Stored records:
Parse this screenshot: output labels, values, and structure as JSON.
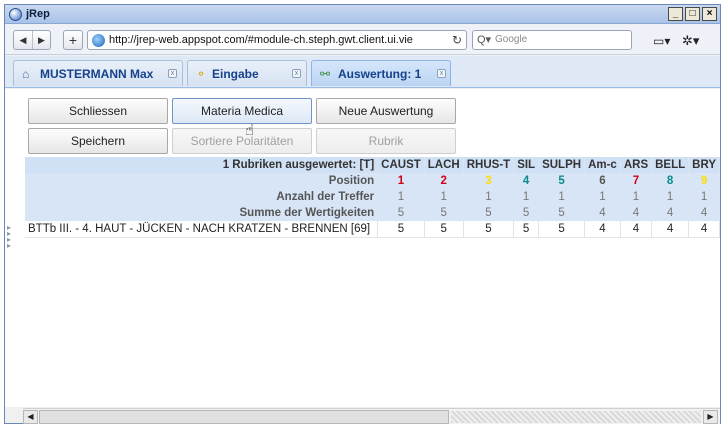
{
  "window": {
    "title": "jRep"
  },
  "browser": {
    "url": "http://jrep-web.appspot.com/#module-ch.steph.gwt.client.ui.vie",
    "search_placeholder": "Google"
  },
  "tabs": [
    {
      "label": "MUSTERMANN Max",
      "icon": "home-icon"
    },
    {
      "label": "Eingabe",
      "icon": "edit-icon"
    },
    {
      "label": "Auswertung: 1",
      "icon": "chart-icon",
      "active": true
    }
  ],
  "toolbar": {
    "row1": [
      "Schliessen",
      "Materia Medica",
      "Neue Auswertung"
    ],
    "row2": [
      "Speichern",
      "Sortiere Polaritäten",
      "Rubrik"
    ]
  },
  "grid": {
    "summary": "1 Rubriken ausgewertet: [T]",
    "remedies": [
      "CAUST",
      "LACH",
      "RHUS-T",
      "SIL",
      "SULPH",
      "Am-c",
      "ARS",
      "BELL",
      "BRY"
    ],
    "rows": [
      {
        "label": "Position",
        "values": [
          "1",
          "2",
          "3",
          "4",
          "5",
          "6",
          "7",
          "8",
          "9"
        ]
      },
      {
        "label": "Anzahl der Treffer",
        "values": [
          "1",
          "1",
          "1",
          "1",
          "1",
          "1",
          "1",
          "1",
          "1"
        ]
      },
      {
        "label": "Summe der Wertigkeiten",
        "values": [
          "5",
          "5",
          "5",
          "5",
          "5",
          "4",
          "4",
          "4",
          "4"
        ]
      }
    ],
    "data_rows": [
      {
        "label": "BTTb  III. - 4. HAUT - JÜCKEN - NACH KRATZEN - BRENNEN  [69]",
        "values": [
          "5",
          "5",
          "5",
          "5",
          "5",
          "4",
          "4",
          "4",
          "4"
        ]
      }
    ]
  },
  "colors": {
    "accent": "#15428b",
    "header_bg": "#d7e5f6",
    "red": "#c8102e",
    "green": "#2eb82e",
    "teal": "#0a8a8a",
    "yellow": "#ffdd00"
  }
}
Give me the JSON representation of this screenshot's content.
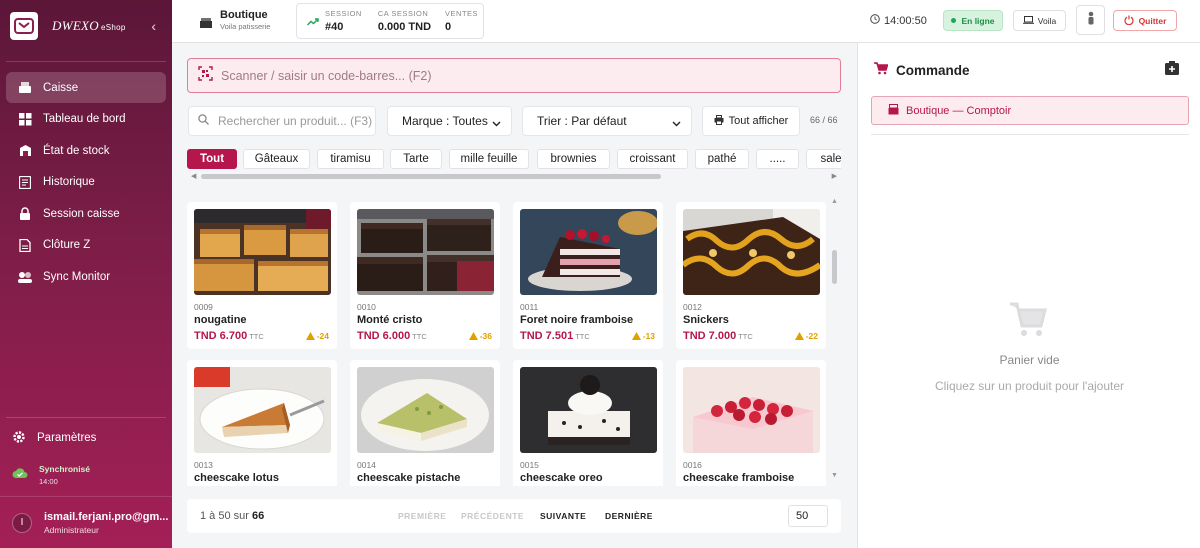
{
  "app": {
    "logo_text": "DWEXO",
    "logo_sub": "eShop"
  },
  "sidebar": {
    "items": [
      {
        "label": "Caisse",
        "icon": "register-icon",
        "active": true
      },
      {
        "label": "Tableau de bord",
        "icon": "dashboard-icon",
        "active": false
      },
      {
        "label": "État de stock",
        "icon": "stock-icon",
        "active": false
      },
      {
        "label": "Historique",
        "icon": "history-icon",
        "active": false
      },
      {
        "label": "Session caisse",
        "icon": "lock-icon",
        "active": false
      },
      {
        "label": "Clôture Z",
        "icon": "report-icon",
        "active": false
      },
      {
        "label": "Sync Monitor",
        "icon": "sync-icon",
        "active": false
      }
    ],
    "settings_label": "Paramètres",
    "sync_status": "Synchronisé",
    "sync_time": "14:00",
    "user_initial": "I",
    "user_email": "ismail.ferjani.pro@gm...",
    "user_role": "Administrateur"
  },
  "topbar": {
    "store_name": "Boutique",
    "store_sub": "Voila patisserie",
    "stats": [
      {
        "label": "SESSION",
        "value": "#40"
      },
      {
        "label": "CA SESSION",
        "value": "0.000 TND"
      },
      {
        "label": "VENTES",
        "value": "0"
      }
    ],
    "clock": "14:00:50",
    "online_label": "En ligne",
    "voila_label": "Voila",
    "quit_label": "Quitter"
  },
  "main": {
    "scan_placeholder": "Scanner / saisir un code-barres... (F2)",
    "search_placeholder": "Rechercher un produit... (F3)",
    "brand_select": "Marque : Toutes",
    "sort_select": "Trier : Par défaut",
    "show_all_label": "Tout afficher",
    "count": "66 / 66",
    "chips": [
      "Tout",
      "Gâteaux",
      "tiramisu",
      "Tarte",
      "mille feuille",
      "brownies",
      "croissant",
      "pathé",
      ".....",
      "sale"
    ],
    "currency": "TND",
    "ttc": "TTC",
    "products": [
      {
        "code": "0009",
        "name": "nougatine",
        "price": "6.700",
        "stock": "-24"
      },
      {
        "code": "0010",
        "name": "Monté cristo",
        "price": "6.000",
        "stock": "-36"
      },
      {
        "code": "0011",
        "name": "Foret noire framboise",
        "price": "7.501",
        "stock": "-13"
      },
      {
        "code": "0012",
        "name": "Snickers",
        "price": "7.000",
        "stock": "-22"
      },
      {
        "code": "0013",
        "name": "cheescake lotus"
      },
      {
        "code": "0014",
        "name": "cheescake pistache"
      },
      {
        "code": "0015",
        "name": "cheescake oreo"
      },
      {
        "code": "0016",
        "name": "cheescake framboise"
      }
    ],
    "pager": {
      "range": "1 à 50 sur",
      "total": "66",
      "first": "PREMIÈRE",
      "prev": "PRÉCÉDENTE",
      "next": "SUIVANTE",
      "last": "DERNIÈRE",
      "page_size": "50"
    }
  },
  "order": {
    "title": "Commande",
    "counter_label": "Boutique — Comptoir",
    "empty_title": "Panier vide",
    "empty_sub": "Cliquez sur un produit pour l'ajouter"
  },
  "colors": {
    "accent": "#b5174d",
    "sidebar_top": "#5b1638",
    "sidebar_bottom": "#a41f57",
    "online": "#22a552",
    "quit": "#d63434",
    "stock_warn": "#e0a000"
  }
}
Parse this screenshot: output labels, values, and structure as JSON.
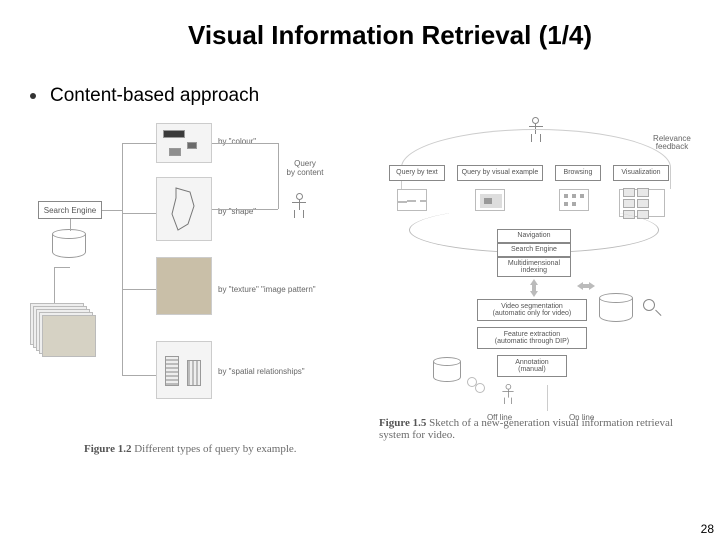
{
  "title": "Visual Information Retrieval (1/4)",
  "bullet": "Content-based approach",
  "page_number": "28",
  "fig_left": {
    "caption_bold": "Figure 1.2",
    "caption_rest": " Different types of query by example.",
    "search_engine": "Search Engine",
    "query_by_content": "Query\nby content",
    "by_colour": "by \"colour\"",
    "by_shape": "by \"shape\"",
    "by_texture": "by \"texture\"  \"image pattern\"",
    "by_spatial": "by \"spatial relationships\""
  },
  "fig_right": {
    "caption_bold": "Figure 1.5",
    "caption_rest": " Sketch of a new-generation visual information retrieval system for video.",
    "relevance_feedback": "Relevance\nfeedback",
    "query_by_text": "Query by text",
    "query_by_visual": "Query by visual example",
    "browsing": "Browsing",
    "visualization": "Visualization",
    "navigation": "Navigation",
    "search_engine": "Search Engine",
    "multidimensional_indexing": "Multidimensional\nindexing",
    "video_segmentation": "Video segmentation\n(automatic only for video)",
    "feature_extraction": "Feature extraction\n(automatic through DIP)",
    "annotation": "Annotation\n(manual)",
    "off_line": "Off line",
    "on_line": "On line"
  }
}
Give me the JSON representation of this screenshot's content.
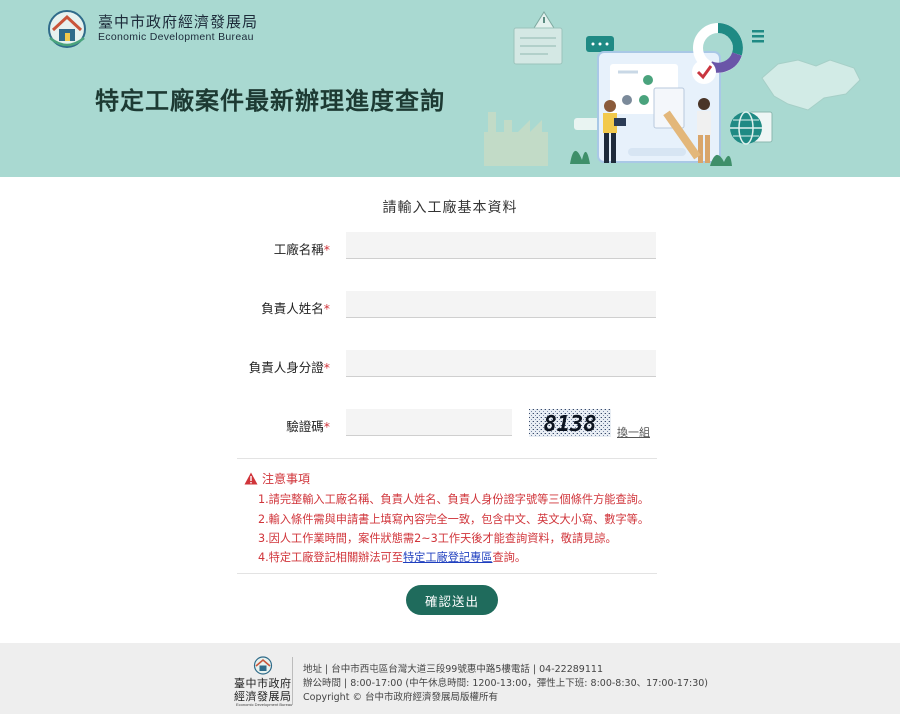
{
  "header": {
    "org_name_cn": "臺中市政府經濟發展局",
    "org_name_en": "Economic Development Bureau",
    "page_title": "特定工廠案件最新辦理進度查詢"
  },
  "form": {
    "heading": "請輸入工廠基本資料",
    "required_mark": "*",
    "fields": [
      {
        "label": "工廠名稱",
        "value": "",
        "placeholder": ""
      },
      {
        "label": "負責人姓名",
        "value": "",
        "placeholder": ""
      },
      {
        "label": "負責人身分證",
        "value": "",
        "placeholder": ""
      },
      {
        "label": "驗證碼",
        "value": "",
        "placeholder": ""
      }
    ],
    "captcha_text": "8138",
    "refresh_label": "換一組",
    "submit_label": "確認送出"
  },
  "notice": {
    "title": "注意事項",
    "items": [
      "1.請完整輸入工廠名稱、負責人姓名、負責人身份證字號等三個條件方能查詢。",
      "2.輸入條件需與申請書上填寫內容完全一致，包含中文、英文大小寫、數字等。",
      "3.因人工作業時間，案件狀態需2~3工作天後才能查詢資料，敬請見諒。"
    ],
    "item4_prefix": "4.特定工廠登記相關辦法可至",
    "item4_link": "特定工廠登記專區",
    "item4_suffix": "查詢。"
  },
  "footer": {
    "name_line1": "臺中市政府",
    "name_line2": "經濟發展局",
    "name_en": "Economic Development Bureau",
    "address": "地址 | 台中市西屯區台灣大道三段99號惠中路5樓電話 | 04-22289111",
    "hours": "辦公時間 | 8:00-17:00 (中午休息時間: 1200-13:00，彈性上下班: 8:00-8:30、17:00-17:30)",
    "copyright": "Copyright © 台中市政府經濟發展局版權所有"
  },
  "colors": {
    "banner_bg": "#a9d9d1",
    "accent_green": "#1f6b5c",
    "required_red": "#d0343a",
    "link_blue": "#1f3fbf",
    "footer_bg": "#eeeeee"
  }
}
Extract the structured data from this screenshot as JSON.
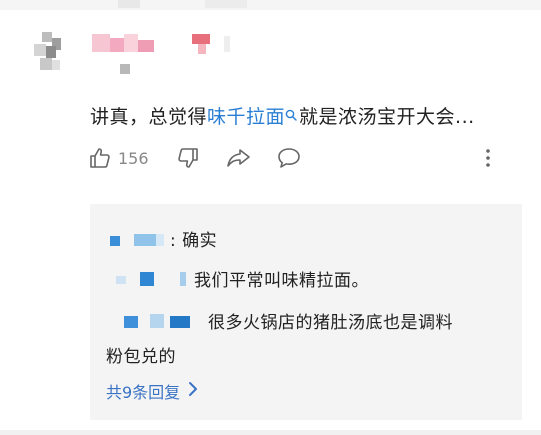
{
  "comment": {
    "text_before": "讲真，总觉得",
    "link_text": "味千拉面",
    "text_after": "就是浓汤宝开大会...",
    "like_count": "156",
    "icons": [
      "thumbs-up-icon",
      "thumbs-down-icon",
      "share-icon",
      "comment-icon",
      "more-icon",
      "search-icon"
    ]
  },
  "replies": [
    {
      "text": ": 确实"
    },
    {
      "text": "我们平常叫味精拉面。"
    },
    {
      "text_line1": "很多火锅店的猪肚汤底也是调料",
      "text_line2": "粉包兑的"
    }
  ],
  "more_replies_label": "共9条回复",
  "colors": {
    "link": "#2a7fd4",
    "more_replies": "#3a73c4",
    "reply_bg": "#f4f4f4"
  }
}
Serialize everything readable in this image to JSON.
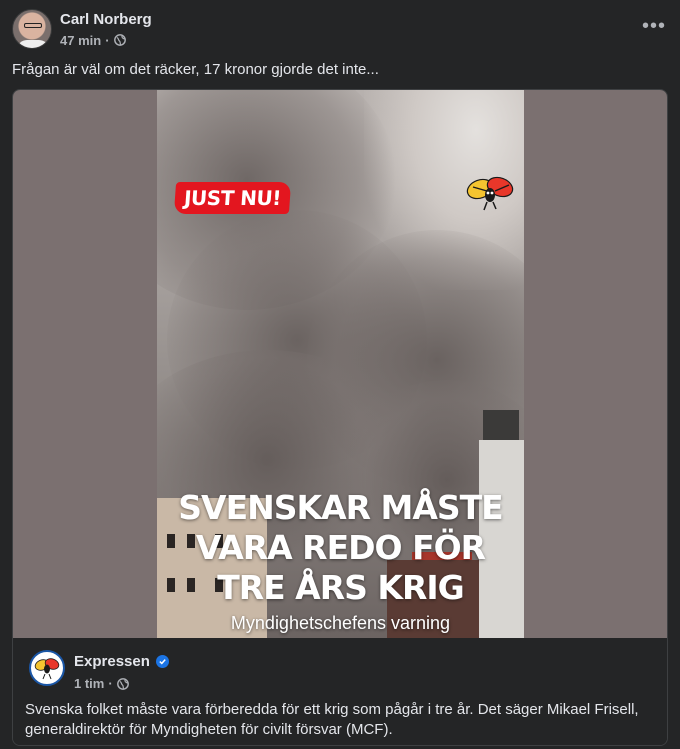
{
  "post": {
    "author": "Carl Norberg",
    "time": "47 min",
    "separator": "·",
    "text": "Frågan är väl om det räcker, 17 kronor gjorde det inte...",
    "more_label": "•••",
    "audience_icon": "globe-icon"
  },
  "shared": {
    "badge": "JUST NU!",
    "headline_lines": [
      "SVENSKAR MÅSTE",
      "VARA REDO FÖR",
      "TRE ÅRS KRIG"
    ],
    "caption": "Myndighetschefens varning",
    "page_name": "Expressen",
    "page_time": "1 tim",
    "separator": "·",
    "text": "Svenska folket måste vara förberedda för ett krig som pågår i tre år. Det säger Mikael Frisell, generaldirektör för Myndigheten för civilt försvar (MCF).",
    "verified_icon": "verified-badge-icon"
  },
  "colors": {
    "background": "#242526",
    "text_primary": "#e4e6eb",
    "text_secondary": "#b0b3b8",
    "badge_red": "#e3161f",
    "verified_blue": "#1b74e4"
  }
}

> **WORK INSTRUCTIONS**: Output only the lines from the line that contains "Serialize everything readable" through the end of the material, both ends included, and skip every picture.

> **SOLUTION TO THE EXERCISE**:
Serialize everything readable in this image to JSON.
{
  "post": {
    "author": "Carl Norberg",
    "time": "47 min",
    "separator": "·",
    "text": "Frågan är väl om det räcker, 17 kronor gjorde det inte...",
    "more_label": "•••",
    "audience_icon": "globe-icon"
  },
  "shared": {
    "badge": "JUST NU!",
    "headline_lines": [
      "SVENSKAR MÅSTE",
      "VARA REDO FÖR",
      "TRE ÅRS KRIG"
    ],
    "caption": "Myndighetschefens varning",
    "page_name": "Expressen",
    "page_time": "1 tim",
    "separator": "·",
    "text": "Svenska folket måste vara förberedda för ett krig som pågår i tre år. Det säger Mikael Frisell, generaldirektör för Myndigheten för civilt försvar (MCF).",
    "verified_icon": "verified-badge-icon"
  },
  "colors": {
    "background": "#242526",
    "text_primary": "#e4e6eb",
    "text_secondary": "#b0b3b8",
    "badge_red": "#e3161f",
    "verified_blue": "#1b74e4"
  }
}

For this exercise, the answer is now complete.